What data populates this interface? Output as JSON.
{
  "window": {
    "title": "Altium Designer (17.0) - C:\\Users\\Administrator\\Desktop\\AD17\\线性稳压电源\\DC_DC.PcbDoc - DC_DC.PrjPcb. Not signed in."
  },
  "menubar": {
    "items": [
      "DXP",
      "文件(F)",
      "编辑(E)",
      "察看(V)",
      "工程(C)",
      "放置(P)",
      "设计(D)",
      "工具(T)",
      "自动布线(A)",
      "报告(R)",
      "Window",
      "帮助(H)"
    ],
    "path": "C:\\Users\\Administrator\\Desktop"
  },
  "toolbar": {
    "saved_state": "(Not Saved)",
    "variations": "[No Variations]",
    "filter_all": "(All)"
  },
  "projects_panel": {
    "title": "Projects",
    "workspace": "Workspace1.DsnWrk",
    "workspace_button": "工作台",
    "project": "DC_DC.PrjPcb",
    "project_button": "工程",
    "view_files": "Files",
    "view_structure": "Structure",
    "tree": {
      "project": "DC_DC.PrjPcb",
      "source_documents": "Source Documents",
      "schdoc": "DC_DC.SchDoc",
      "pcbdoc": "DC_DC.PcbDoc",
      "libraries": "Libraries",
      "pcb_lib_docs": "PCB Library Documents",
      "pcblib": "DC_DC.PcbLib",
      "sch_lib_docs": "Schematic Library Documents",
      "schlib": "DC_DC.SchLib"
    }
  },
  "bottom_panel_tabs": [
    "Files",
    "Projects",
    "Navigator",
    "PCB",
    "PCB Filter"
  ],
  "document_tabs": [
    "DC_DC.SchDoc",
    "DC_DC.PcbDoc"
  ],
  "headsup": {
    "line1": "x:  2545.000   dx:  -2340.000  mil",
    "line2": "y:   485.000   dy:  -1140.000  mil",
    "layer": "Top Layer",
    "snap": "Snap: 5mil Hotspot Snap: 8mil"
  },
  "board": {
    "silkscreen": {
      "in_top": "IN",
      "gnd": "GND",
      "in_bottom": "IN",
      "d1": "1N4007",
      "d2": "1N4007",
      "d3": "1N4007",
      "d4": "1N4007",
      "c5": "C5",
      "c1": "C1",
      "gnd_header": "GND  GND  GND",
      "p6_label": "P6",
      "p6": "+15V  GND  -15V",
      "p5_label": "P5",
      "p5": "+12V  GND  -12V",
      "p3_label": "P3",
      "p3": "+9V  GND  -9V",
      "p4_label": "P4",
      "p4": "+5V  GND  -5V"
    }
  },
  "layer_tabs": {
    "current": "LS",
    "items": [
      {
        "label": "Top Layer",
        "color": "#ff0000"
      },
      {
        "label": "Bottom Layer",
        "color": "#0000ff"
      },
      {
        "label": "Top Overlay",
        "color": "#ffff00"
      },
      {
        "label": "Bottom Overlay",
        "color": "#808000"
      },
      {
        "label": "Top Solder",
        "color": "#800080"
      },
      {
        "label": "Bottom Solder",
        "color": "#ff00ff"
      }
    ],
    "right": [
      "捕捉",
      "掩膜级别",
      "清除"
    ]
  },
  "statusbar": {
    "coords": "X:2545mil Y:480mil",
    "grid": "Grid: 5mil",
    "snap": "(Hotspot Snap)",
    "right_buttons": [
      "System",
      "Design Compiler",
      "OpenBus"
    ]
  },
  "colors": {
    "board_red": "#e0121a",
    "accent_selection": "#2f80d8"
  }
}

#####

What you should do
List each line of the entries that holds the string "Solder".

Answer in full
        "label": "Top Solder",
        "label": "Bottom Solder",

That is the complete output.